» Materials provided:
• • •

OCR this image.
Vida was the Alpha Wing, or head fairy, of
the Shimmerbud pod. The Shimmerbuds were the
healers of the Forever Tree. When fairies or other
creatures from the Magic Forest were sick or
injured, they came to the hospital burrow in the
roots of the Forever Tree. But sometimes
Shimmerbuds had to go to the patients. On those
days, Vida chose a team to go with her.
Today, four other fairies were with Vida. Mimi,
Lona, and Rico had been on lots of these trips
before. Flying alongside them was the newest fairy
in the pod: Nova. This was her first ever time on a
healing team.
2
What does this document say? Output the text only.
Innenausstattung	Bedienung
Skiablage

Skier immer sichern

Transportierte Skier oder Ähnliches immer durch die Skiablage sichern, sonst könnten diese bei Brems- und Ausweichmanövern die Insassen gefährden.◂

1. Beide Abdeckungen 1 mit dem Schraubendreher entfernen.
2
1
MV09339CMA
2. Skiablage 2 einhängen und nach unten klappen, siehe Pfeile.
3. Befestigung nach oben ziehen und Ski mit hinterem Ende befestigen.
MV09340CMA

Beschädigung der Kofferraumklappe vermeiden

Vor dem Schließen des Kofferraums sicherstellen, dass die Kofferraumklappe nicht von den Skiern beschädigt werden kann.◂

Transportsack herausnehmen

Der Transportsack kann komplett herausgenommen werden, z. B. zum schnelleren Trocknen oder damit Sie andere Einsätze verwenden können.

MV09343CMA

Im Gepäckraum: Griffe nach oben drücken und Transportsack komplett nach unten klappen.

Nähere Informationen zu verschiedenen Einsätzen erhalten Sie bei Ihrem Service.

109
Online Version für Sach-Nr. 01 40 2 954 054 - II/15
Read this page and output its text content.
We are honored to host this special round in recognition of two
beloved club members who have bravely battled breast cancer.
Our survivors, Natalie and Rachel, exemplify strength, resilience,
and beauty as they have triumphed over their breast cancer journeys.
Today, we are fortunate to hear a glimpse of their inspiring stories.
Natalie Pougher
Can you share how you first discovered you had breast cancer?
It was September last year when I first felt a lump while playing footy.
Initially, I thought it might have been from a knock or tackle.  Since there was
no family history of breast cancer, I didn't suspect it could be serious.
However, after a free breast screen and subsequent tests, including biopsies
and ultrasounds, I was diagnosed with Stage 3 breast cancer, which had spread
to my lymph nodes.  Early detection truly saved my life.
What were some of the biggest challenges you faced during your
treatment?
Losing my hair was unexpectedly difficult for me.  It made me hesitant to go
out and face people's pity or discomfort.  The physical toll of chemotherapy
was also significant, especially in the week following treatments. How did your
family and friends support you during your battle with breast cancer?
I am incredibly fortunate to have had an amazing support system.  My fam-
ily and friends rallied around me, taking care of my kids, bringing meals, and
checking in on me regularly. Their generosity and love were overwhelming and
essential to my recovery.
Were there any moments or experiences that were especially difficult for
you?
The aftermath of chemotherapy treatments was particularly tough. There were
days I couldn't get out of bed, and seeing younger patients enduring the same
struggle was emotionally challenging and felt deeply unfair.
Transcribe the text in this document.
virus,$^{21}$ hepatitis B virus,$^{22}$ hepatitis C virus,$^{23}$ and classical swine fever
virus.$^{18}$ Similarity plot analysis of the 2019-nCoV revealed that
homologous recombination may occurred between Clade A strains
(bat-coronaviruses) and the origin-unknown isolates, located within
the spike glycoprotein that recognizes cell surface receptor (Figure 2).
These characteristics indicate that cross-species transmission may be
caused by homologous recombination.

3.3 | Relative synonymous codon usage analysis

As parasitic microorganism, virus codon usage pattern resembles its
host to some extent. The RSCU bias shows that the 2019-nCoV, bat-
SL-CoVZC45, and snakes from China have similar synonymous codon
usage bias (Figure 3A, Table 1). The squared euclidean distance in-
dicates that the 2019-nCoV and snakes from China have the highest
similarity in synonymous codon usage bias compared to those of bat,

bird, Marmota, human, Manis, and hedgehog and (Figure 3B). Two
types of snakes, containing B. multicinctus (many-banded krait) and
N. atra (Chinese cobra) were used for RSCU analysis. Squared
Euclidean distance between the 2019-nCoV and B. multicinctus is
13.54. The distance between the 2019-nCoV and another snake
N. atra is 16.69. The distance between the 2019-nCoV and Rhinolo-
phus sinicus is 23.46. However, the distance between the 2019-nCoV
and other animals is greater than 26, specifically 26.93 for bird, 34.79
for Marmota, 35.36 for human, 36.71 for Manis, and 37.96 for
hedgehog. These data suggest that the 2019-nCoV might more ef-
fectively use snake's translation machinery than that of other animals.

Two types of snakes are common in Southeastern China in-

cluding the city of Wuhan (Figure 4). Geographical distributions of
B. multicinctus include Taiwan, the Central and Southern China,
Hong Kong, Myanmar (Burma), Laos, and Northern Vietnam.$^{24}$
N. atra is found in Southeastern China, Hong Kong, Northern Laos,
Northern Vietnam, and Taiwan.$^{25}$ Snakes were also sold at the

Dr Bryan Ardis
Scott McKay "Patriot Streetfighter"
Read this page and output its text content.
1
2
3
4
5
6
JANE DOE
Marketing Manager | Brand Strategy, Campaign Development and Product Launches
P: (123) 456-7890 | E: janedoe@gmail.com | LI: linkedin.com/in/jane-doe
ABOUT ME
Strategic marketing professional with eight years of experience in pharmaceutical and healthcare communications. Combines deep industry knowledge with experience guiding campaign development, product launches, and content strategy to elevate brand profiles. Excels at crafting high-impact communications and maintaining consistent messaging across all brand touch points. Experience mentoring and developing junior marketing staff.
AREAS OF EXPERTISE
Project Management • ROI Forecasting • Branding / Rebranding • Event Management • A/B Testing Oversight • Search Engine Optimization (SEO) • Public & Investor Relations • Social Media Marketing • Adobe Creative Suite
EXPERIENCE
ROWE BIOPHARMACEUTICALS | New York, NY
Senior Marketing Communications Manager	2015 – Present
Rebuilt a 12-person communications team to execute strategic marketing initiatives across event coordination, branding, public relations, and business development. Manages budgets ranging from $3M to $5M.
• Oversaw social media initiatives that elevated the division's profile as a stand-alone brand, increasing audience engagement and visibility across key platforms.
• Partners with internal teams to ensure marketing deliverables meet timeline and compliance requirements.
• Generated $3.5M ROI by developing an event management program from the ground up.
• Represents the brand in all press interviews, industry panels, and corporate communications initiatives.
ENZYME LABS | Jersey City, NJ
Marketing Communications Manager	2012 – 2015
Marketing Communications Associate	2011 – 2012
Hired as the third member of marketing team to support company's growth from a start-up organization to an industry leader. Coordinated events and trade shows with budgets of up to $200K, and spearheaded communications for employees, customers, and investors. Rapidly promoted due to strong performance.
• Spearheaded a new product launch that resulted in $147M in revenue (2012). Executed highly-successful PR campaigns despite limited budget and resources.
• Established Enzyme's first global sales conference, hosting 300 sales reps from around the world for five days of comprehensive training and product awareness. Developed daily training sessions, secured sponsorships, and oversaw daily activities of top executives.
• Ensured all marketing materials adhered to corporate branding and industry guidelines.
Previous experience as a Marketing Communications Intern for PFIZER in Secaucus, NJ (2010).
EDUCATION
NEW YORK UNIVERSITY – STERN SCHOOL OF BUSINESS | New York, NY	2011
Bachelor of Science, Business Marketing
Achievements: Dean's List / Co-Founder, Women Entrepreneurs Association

• • •

» Required action: Return the total number of lines in the records that contain "Kong", without any explanation.

» Result of this task: 2